* PROVIDED ENTRIES:

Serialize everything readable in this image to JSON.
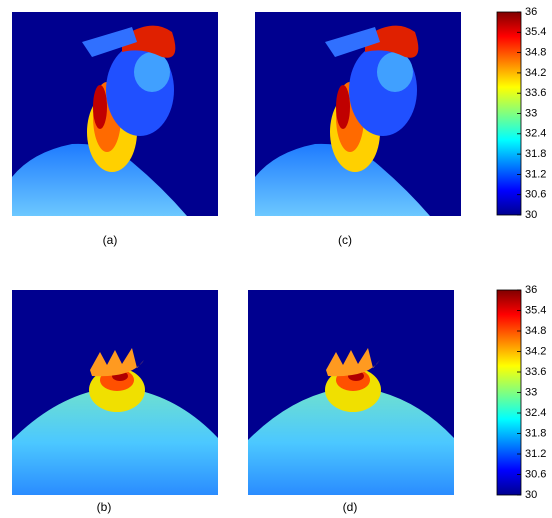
{
  "panels": [
    {
      "label": "(a)"
    },
    {
      "label": "(c)"
    },
    {
      "label": "(b)"
    },
    {
      "label": "(d)"
    }
  ],
  "colorbars": [
    {
      "lim": [
        30,
        36
      ],
      "ticks": [
        30,
        30.6,
        31.2,
        31.8,
        32.4,
        33,
        33.6,
        34.2,
        34.8,
        35.4,
        36
      ]
    },
    {
      "lim": [
        30,
        36
      ],
      "ticks": [
        30,
        30.6,
        31.2,
        31.8,
        32.4,
        33,
        33.6,
        34.2,
        34.8,
        35.4,
        36
      ]
    }
  ]
}
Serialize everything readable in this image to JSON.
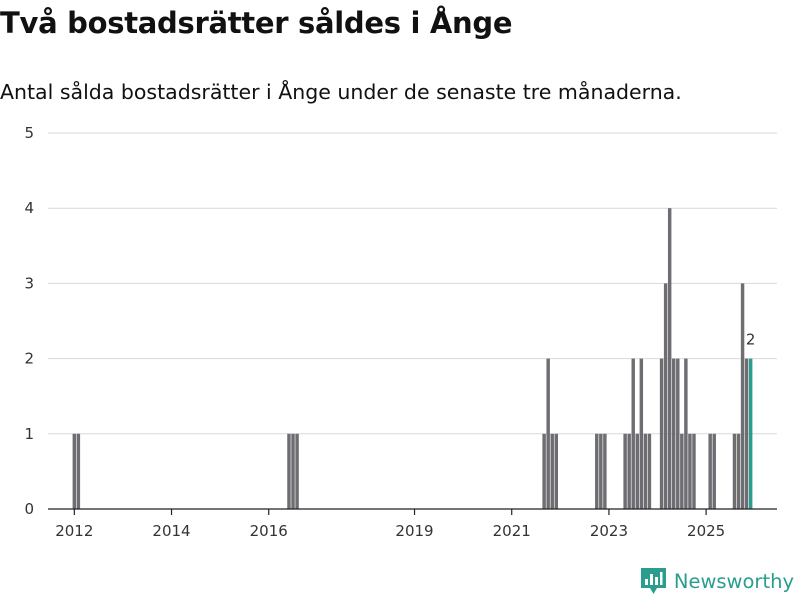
{
  "header": {
    "title": "Två bostadsrätter såldes i Ånge",
    "subtitle": "Antal sålda bostadsrätter i Ånge under de senaste tre månaderna."
  },
  "brand": {
    "name": "Newsworthy",
    "color": "#2a9d8f"
  },
  "colors": {
    "bar": "#6d6d72",
    "highlight": "#2a9d8f",
    "grid": "#d9d9d9",
    "axis": "#222222"
  },
  "chart_data": {
    "type": "bar",
    "title": "Två bostadsrätter såldes i Ånge",
    "subtitle": "Antal sålda bostadsrätter i Ånge under de senaste tre månaderna.",
    "xlabel": "",
    "ylabel": "",
    "ylim": [
      0,
      5
    ],
    "yticks": [
      0,
      1,
      2,
      3,
      4,
      5
    ],
    "xlim": [
      "2011-07",
      "2026-07"
    ],
    "xticks": [
      {
        "label": "2012",
        "date": "2012-01"
      },
      {
        "label": "2014",
        "date": "2014-01"
      },
      {
        "label": "2016",
        "date": "2016-01"
      },
      {
        "label": "2019",
        "date": "2019-01"
      },
      {
        "label": "2021",
        "date": "2021-01"
      },
      {
        "label": "2023",
        "date": "2023-01"
      },
      {
        "label": "2025",
        "date": "2025-01"
      }
    ],
    "grid": true,
    "highlight_label": "2",
    "series": [
      {
        "name": "Antal sålda bostadsrätter",
        "points": [
          {
            "date": "2012-01",
            "value": 1
          },
          {
            "date": "2012-02",
            "value": 1
          },
          {
            "date": "2016-06",
            "value": 1
          },
          {
            "date": "2016-07",
            "value": 1
          },
          {
            "date": "2016-08",
            "value": 1
          },
          {
            "date": "2021-09",
            "value": 1
          },
          {
            "date": "2021-10",
            "value": 2
          },
          {
            "date": "2021-11",
            "value": 1
          },
          {
            "date": "2021-12",
            "value": 1
          },
          {
            "date": "2022-10",
            "value": 1
          },
          {
            "date": "2022-11",
            "value": 1
          },
          {
            "date": "2022-12",
            "value": 1
          },
          {
            "date": "2023-05",
            "value": 1
          },
          {
            "date": "2023-06",
            "value": 1
          },
          {
            "date": "2023-07",
            "value": 2
          },
          {
            "date": "2023-08",
            "value": 1
          },
          {
            "date": "2023-09",
            "value": 2
          },
          {
            "date": "2023-10",
            "value": 1
          },
          {
            "date": "2023-11",
            "value": 1
          },
          {
            "date": "2024-02",
            "value": 2
          },
          {
            "date": "2024-03",
            "value": 3
          },
          {
            "date": "2024-04",
            "value": 4
          },
          {
            "date": "2024-05",
            "value": 2
          },
          {
            "date": "2024-06",
            "value": 2
          },
          {
            "date": "2024-07",
            "value": 1
          },
          {
            "date": "2024-08",
            "value": 2
          },
          {
            "date": "2024-09",
            "value": 1
          },
          {
            "date": "2024-10",
            "value": 1
          },
          {
            "date": "2025-02",
            "value": 1
          },
          {
            "date": "2025-03",
            "value": 1
          },
          {
            "date": "2025-08",
            "value": 1
          },
          {
            "date": "2025-09",
            "value": 1
          },
          {
            "date": "2025-10",
            "value": 3
          },
          {
            "date": "2025-11",
            "value": 2
          },
          {
            "date": "2025-12",
            "value": 2,
            "highlight": true
          }
        ]
      }
    ]
  }
}
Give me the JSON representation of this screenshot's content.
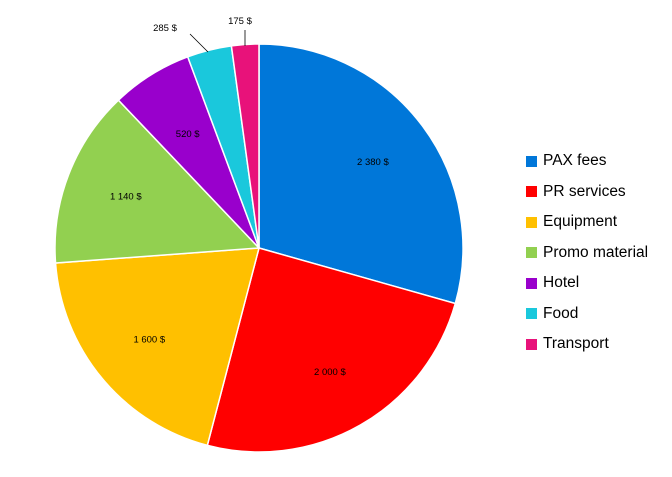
{
  "chart_data": {
    "type": "pie",
    "categories": [
      "PAX fees",
      "PR services",
      "Equipment",
      "Promo material",
      "Hotel",
      "Food",
      "Transport"
    ],
    "values": [
      2380,
      2000,
      1600,
      1140,
      520,
      285,
      175
    ],
    "data_labels": [
      "2 380 $",
      "2 000 $",
      "1 600 $",
      "1 140 $",
      "520 $",
      "285 $",
      "175 $"
    ],
    "colors": [
      "#0077D9",
      "#FF0000",
      "#FFC000",
      "#92D050",
      "#9900CC",
      "#1AC8DC",
      "#E8127A"
    ],
    "start_angle": "12 o'clock",
    "direction": "clockwise",
    "legend_position": "right",
    "title": ""
  }
}
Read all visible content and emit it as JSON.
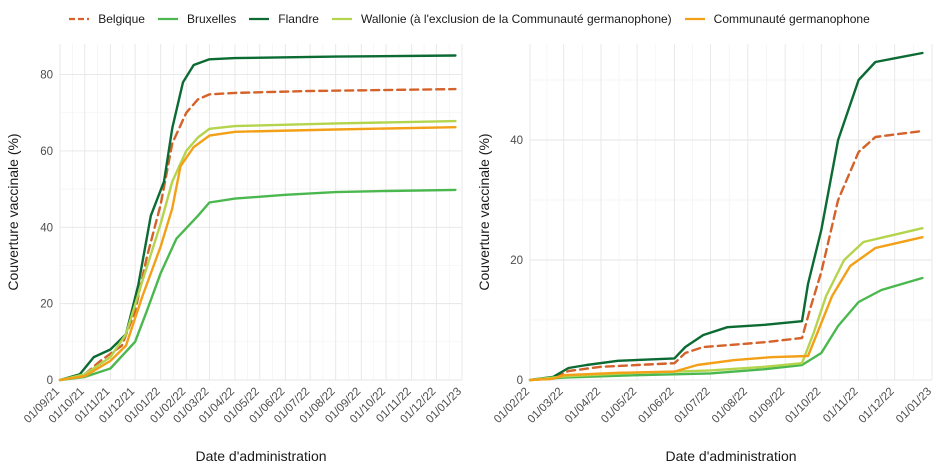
{
  "legend": [
    {
      "name": "Belgique",
      "color": "#d4622a",
      "dash": true
    },
    {
      "name": "Bruxelles",
      "color": "#4bb84f",
      "dash": false
    },
    {
      "name": "Flandre",
      "color": "#0b6b33",
      "dash": false
    },
    {
      "name": "Wallonie (à l'exclusion de la Communauté germanophone)",
      "color": "#b4d44c",
      "dash": false
    },
    {
      "name": "Communauté germanophone",
      "color": "#f3a018",
      "dash": false
    }
  ],
  "chart_data": [
    {
      "type": "line",
      "xlabel": "Date d'administration",
      "ylabel": "Couverture vaccinale (%)",
      "xlim": [
        "2021-09-01",
        "2023-01-01"
      ],
      "ylim": [
        0,
        88
      ],
      "grid": true,
      "legend_position": "top",
      "x_ticks": [
        "01/09/21",
        "01/10/21",
        "01/11/21",
        "01/12/21",
        "01/01/22",
        "01/02/22",
        "01/03/22",
        "01/04/22",
        "01/05/22",
        "01/06/22",
        "01/07/22",
        "01/08/22",
        "01/09/22",
        "01/10/22",
        "01/11/22",
        "01/12/22",
        "01/01/23"
      ],
      "y_ticks": [
        0,
        20,
        40,
        60,
        80
      ],
      "series": [
        {
          "name": "Belgique",
          "color": "#d4622a",
          "dash": true,
          "points": [
            [
              "2021-09-01",
              0
            ],
            [
              "2021-10-01",
              1.5
            ],
            [
              "2021-10-20",
              5
            ],
            [
              "2021-11-15",
              9
            ],
            [
              "2021-12-01",
              18
            ],
            [
              "2021-12-15",
              32
            ],
            [
              "2022-01-01",
              46
            ],
            [
              "2022-01-15",
              62
            ],
            [
              "2022-02-01",
              70
            ],
            [
              "2022-02-15",
              73.5
            ],
            [
              "2022-03-01",
              74.8
            ],
            [
              "2022-04-01",
              75.2
            ],
            [
              "2022-07-01",
              75.7
            ],
            [
              "2022-12-24",
              76.2
            ]
          ]
        },
        {
          "name": "Bruxelles",
          "color": "#4bb84f",
          "dash": false,
          "points": [
            [
              "2021-09-01",
              0
            ],
            [
              "2021-10-01",
              0.8
            ],
            [
              "2021-11-01",
              3
            ],
            [
              "2021-12-01",
              10
            ],
            [
              "2021-12-15",
              18
            ],
            [
              "2022-01-01",
              28
            ],
            [
              "2022-01-20",
              37
            ],
            [
              "2022-02-15",
              43
            ],
            [
              "2022-03-01",
              46.5
            ],
            [
              "2022-04-01",
              47.5
            ],
            [
              "2022-06-01",
              48.5
            ],
            [
              "2022-08-01",
              49.2
            ],
            [
              "2022-10-01",
              49.5
            ],
            [
              "2022-12-24",
              49.8
            ]
          ]
        },
        {
          "name": "Flandre",
          "color": "#0b6b33",
          "dash": false,
          "points": [
            [
              "2021-09-01",
              0
            ],
            [
              "2021-09-25",
              1.5
            ],
            [
              "2021-10-12",
              6
            ],
            [
              "2021-11-01",
              8
            ],
            [
              "2021-11-20",
              12
            ],
            [
              "2021-12-05",
              25
            ],
            [
              "2021-12-20",
              43
            ],
            [
              "2022-01-05",
              52
            ],
            [
              "2022-01-15",
              66
            ],
            [
              "2022-01-28",
              78
            ],
            [
              "2022-02-10",
              82.5
            ],
            [
              "2022-03-01",
              84
            ],
            [
              "2022-04-01",
              84.3
            ],
            [
              "2022-08-01",
              84.7
            ],
            [
              "2022-12-24",
              85
            ]
          ]
        },
        {
          "name": "Wallonie (à l'exclusion de la Communauté germanophone)",
          "color": "#b4d44c",
          "dash": false,
          "points": [
            [
              "2021-09-01",
              0
            ],
            [
              "2021-10-01",
              1.5
            ],
            [
              "2021-11-01",
              6
            ],
            [
              "2021-11-20",
              12
            ],
            [
              "2021-12-10",
              26
            ],
            [
              "2022-01-01",
              41
            ],
            [
              "2022-01-15",
              52
            ],
            [
              "2022-02-01",
              60
            ],
            [
              "2022-02-15",
              63.5
            ],
            [
              "2022-03-01",
              65.8
            ],
            [
              "2022-04-01",
              66.5
            ],
            [
              "2022-08-01",
              67.2
            ],
            [
              "2022-12-24",
              67.8
            ]
          ]
        },
        {
          "name": "Communauté germanophone",
          "color": "#f3a018",
          "dash": false,
          "points": [
            [
              "2021-09-01",
              0
            ],
            [
              "2021-10-01",
              1
            ],
            [
              "2021-11-01",
              5
            ],
            [
              "2021-11-20",
              9
            ],
            [
              "2021-12-10",
              22
            ],
            [
              "2022-01-01",
              35
            ],
            [
              "2022-01-15",
              45
            ],
            [
              "2022-01-25",
              56
            ],
            [
              "2022-02-10",
              61
            ],
            [
              "2022-03-01",
              64
            ],
            [
              "2022-04-01",
              65
            ],
            [
              "2022-08-01",
              65.6
            ],
            [
              "2022-12-24",
              66.2
            ]
          ]
        }
      ]
    },
    {
      "type": "line",
      "xlabel": "Date d'administration",
      "ylabel": "Couverture vaccinale (%)",
      "xlim": [
        "2022-02-01",
        "2023-01-01"
      ],
      "ylim": [
        0,
        56
      ],
      "grid": true,
      "legend_position": "top",
      "x_ticks": [
        "01/02/22",
        "01/03/22",
        "01/04/22",
        "01/05/22",
        "01/06/22",
        "01/07/22",
        "01/08/22",
        "01/09/22",
        "01/10/22",
        "01/11/22",
        "01/12/22",
        "01/01/23"
      ],
      "y_ticks": [
        0,
        20,
        40
      ],
      "series": [
        {
          "name": "Belgique",
          "color": "#d4622a",
          "dash": true,
          "points": [
            [
              "2022-02-01",
              0
            ],
            [
              "2022-02-20",
              0.2
            ],
            [
              "2022-03-05",
              1.5
            ],
            [
              "2022-04-01",
              2.2
            ],
            [
              "2022-05-01",
              2.5
            ],
            [
              "2022-06-01",
              2.8
            ],
            [
              "2022-06-10",
              4.5
            ],
            [
              "2022-06-25",
              5.5
            ],
            [
              "2022-07-15",
              5.8
            ],
            [
              "2022-08-15",
              6.3
            ],
            [
              "2022-09-15",
              7
            ],
            [
              "2022-09-22",
              12
            ],
            [
              "2022-10-01",
              18
            ],
            [
              "2022-10-15",
              30
            ],
            [
              "2022-11-01",
              38
            ],
            [
              "2022-11-15",
              40.5
            ],
            [
              "2022-12-24",
              41.5
            ]
          ]
        },
        {
          "name": "Bruxelles",
          "color": "#4bb84f",
          "dash": false,
          "points": [
            [
              "2022-02-01",
              0
            ],
            [
              "2022-03-01",
              0.4
            ],
            [
              "2022-05-01",
              0.8
            ],
            [
              "2022-07-01",
              1.1
            ],
            [
              "2022-08-15",
              1.8
            ],
            [
              "2022-09-15",
              2.5
            ],
            [
              "2022-10-01",
              4.5
            ],
            [
              "2022-10-15",
              9
            ],
            [
              "2022-11-01",
              13
            ],
            [
              "2022-11-20",
              15
            ],
            [
              "2022-12-24",
              17
            ]
          ]
        },
        {
          "name": "Flandre",
          "color": "#0b6b33",
          "dash": false,
          "points": [
            [
              "2022-02-01",
              0
            ],
            [
              "2022-02-20",
              0.5
            ],
            [
              "2022-03-05",
              2
            ],
            [
              "2022-03-20",
              2.5
            ],
            [
              "2022-04-15",
              3.2
            ],
            [
              "2022-06-01",
              3.6
            ],
            [
              "2022-06-10",
              5.5
            ],
            [
              "2022-06-25",
              7.5
            ],
            [
              "2022-07-15",
              8.8
            ],
            [
              "2022-08-15",
              9.2
            ],
            [
              "2022-09-15",
              9.8
            ],
            [
              "2022-09-20",
              16
            ],
            [
              "2022-10-01",
              25
            ],
            [
              "2022-10-15",
              40
            ],
            [
              "2022-11-01",
              50
            ],
            [
              "2022-11-15",
              53
            ],
            [
              "2022-12-24",
              54.5
            ]
          ]
        },
        {
          "name": "Wallonie (à l'exclusion de la Communauté germanophone)",
          "color": "#b4d44c",
          "dash": false,
          "points": [
            [
              "2022-02-01",
              0
            ],
            [
              "2022-03-01",
              0.6
            ],
            [
              "2022-05-01",
              1.2
            ],
            [
              "2022-07-01",
              1.6
            ],
            [
              "2022-08-15",
              2.2
            ],
            [
              "2022-09-15",
              2.8
            ],
            [
              "2022-09-25",
              8
            ],
            [
              "2022-10-05",
              14
            ],
            [
              "2022-10-20",
              20
            ],
            [
              "2022-11-05",
              23
            ],
            [
              "2022-12-24",
              25.3
            ]
          ]
        },
        {
          "name": "Communauté germanophone",
          "color": "#f3a018",
          "dash": false,
          "points": [
            [
              "2022-02-01",
              0
            ],
            [
              "2022-02-20",
              0.2
            ],
            [
              "2022-03-01",
              0.8
            ],
            [
              "2022-04-15",
              1.2
            ],
            [
              "2022-06-01",
              1.4
            ],
            [
              "2022-06-20",
              2.5
            ],
            [
              "2022-07-20",
              3.3
            ],
            [
              "2022-08-20",
              3.8
            ],
            [
              "2022-09-20",
              4
            ],
            [
              "2022-09-28",
              8
            ],
            [
              "2022-10-10",
              14
            ],
            [
              "2022-10-25",
              19
            ],
            [
              "2022-11-15",
              22
            ],
            [
              "2022-12-24",
              23.8
            ]
          ]
        }
      ]
    }
  ]
}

* TASK DESCRIPTION:
Copy every single line of the material above that holds "Antal".

* SOLUTION BELOW:
    "subtitle": "Antal sålda bostadsrätter i Ånge under de senaste tre månaderna."
    "subtitle": "Antal sålda bostadsrätter i Ånge under de senaste tre månaderna.",
        "name": "Antal sålda bostadsrätter",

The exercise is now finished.